Exercise task: Transcribe the records that follow, preserving every word.

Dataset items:
----

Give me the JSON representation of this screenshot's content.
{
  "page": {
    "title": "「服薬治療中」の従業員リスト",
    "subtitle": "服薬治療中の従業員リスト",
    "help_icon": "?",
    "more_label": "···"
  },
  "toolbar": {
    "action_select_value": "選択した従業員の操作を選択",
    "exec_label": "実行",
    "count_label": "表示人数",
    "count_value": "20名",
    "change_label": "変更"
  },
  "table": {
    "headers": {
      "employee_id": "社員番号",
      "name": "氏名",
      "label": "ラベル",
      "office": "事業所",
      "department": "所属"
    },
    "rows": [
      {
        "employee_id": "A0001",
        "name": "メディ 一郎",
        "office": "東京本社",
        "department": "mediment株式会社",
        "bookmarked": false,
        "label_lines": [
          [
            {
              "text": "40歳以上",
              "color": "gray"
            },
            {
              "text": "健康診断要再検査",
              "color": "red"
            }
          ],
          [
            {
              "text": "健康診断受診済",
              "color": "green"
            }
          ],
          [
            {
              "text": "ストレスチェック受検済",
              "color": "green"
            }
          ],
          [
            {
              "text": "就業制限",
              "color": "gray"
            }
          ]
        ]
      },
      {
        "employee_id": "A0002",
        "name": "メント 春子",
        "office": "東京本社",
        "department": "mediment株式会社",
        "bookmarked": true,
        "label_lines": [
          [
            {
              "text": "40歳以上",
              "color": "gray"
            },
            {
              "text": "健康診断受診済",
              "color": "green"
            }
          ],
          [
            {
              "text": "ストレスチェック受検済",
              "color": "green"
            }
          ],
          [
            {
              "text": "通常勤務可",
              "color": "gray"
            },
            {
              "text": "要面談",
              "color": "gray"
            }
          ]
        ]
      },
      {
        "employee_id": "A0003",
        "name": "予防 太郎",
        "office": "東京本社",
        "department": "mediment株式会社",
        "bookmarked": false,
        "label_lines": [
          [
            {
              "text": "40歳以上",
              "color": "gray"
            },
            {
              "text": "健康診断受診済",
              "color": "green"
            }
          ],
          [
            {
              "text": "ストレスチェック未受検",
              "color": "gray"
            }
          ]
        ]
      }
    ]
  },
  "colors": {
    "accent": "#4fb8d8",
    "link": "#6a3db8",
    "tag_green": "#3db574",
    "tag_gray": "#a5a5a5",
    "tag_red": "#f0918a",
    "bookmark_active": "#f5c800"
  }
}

----

Written solution:
Give me the JSON representation of this screenshot's content.
{
  "page": {
    "title": "「服薬治療中」の従業員リスト",
    "subtitle": "服薬治療中の従業員リスト",
    "help_icon": "?",
    "more_label": "···"
  },
  "toolbar": {
    "action_select_value": "選択した従業員の操作を選択",
    "exec_label": "実行",
    "count_label": "表示人数",
    "count_value": "20名",
    "change_label": "変更"
  },
  "table": {
    "headers": {
      "employee_id": "社員番号",
      "name": "氏名",
      "label": "ラベル",
      "office": "事業所",
      "department": "所属"
    },
    "rows": [
      {
        "employee_id": "A0001",
        "name": "メディ 一郎",
        "office": "東京本社",
        "department": "mediment株式会社",
        "bookmarked": false,
        "label_lines": [
          [
            {
              "text": "40歳以上",
              "color": "gray"
            },
            {
              "text": "健康診断要再検査",
              "color": "red"
            }
          ],
          [
            {
              "text": "健康診断受診済",
              "color": "green"
            }
          ],
          [
            {
              "text": "ストレスチェック受検済",
              "color": "green"
            }
          ],
          [
            {
              "text": "就業制限",
              "color": "gray"
            }
          ]
        ]
      },
      {
        "employee_id": "A0002",
        "name": "メント 春子",
        "office": "東京本社",
        "department": "mediment株式会社",
        "bookmarked": true,
        "label_lines": [
          [
            {
              "text": "40歳以上",
              "color": "gray"
            },
            {
              "text": "健康診断受診済",
              "color": "green"
            }
          ],
          [
            {
              "text": "ストレスチェック受検済",
              "color": "green"
            }
          ],
          [
            {
              "text": "通常勤務可",
              "color": "gray"
            },
            {
              "text": "要面談",
              "color": "gray"
            }
          ]
        ]
      },
      {
        "employee_id": "A0003",
        "name": "予防 太郎",
        "office": "東京本社",
        "department": "mediment株式会社",
        "bookmarked": false,
        "label_lines": [
          [
            {
              "text": "40歳以上",
              "color": "gray"
            },
            {
              "text": "健康診断受診済",
              "color": "green"
            }
          ],
          [
            {
              "text": "ストレスチェック未受検",
              "color": "gray"
            }
          ]
        ]
      }
    ]
  },
  "colors": {
    "accent": "#4fb8d8",
    "link": "#6a3db8",
    "tag_green": "#3db574",
    "tag_gray": "#a5a5a5",
    "tag_red": "#f0918a",
    "bookmark_active": "#f5c800"
  }
}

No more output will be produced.